Goal: Tally the lines of the data that include the word "recent" and state the total, nothing else.

Dataset items:

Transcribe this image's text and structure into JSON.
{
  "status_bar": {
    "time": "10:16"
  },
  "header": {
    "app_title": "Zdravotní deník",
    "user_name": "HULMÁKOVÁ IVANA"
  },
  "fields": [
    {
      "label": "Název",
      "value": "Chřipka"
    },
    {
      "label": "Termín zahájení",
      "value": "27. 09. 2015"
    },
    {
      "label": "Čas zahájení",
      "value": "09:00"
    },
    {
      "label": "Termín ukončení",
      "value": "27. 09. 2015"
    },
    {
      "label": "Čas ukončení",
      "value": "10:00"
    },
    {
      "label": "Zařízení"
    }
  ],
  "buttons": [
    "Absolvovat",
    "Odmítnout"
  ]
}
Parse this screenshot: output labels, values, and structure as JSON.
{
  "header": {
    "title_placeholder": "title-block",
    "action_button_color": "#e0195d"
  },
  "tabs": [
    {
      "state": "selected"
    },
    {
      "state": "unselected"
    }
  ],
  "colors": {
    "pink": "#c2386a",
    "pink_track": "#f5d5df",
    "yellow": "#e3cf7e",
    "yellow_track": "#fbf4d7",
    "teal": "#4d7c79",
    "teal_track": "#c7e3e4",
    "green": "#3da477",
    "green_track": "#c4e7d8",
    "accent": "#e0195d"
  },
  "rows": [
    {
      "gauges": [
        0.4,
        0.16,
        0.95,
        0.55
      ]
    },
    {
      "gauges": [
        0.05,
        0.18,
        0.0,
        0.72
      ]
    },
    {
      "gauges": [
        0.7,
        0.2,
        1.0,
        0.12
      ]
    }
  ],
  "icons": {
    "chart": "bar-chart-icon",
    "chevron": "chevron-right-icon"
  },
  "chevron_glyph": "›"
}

...

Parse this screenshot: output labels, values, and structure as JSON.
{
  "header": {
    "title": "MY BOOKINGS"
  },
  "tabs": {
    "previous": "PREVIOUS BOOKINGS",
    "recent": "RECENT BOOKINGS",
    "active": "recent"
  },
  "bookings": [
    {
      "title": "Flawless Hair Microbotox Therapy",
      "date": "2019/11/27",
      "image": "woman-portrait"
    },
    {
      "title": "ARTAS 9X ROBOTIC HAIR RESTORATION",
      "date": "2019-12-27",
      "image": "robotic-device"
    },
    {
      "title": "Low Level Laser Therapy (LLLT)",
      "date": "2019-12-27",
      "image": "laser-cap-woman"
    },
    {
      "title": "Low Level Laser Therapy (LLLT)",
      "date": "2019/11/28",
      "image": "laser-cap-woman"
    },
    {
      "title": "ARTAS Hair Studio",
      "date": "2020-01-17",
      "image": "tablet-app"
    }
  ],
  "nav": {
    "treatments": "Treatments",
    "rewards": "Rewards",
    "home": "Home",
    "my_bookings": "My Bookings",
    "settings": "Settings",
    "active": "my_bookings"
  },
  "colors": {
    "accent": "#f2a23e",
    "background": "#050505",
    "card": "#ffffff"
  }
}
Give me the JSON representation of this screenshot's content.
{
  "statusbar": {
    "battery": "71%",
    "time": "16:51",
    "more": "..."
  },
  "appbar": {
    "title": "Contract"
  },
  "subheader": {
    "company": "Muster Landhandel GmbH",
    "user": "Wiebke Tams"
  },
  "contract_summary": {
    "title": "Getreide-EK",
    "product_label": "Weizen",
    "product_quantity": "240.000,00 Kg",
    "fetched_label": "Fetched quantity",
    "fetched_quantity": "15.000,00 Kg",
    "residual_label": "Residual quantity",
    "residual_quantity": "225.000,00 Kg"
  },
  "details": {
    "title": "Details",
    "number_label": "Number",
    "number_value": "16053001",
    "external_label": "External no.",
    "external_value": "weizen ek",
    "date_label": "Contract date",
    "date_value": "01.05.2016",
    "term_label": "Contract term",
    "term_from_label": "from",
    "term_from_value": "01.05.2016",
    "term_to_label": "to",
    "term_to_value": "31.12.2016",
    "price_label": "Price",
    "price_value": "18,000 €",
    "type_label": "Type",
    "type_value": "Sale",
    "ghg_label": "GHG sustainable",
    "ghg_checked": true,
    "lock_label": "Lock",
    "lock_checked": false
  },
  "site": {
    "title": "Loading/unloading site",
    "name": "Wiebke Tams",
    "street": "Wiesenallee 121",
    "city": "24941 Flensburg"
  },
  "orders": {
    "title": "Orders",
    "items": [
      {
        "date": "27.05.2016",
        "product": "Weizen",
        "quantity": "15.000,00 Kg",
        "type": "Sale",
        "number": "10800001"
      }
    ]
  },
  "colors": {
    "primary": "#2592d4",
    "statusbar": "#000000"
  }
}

Completed exercise: 2